►

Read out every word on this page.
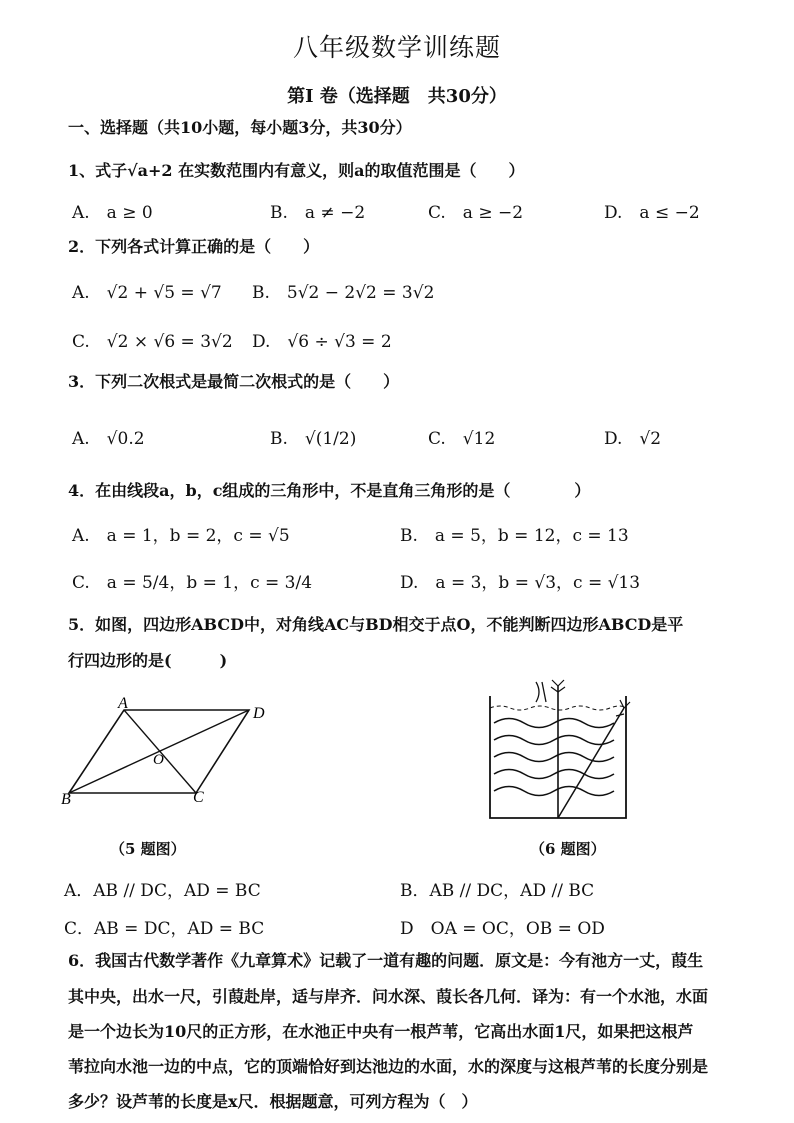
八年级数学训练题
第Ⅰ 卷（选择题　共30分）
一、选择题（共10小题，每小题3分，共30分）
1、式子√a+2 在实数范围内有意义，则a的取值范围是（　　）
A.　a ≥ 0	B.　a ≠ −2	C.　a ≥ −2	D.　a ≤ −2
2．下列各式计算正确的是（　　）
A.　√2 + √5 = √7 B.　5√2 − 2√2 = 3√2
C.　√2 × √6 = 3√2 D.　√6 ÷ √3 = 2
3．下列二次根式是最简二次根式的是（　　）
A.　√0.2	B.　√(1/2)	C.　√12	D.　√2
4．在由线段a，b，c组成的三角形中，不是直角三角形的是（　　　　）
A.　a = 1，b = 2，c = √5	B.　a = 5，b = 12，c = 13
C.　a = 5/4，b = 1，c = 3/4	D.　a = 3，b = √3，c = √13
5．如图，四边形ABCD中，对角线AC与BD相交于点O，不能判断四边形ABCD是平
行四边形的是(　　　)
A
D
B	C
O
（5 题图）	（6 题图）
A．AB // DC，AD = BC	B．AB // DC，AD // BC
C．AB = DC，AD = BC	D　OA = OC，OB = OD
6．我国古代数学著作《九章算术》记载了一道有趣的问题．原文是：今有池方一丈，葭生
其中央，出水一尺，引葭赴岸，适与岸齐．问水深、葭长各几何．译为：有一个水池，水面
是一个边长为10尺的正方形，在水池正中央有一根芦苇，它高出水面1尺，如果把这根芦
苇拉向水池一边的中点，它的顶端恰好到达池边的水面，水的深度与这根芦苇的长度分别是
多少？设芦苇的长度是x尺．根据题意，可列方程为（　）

◄

» PROBLEM TO SOLVE: Write out the records above exactly as they appear, leaving out any pictures.

» COMPLETE RESPONSE:
Read out every word on this page.
八年级数学训练题
第Ⅰ 卷（选择题　共30分）
一、选择题（共10小题，每小题3分，共30分）
1、式子√a+2 在实数范围内有意义，则a的取值范围是（　　）
A.　a ≥ 0	B.　a ≠ −2	C.　a ≥ −2	D.　a ≤ −2
2．下列各式计算正确的是（　　）
A.　√2 + √5 = √7 B.　5√2 − 2√2 = 3√2
C.　√2 × √6 = 3√2 D.　√6 ÷ √3 = 2
3．下列二次根式是最简二次根式的是（　　）
A.　√0.2	B.　√(1/2)	C.　√12	D.　√2
4．在由线段a，b，c组成的三角形中，不是直角三角形的是（　　　　）
A.　a = 1，b = 2，c = √5	B.　a = 5，b = 12，c = 13
C.　a = 5/4，b = 1，c = 3/4	D.　a = 3，b = √3，c = √13
5．如图，四边形ABCD中，对角线AC与BD相交于点O，不能判断四边形ABCD是平
行四边形的是(　　　)
A
D
B	C
O
（5 题图）	（6 题图）
A．AB // DC，AD = BC	B．AB // DC，AD // BC
C．AB = DC，AD = BC	D　OA = OC，OB = OD
6．我国古代数学著作《九章算术》记载了一道有趣的问题．原文是：今有池方一丈，葭生
其中央，出水一尺，引葭赴岸，适与岸齐．问水深、葭长各几何．译为：有一个水池，水面
是一个边长为10尺的正方形，在水池正中央有一根芦苇，它高出水面1尺，如果把这根芦
苇拉向水池一边的中点，它的顶端恰好到达池边的水面，水的深度与这根芦苇的长度分别是
多少？设芦苇的长度是x尺．根据题意，可列方程为（　）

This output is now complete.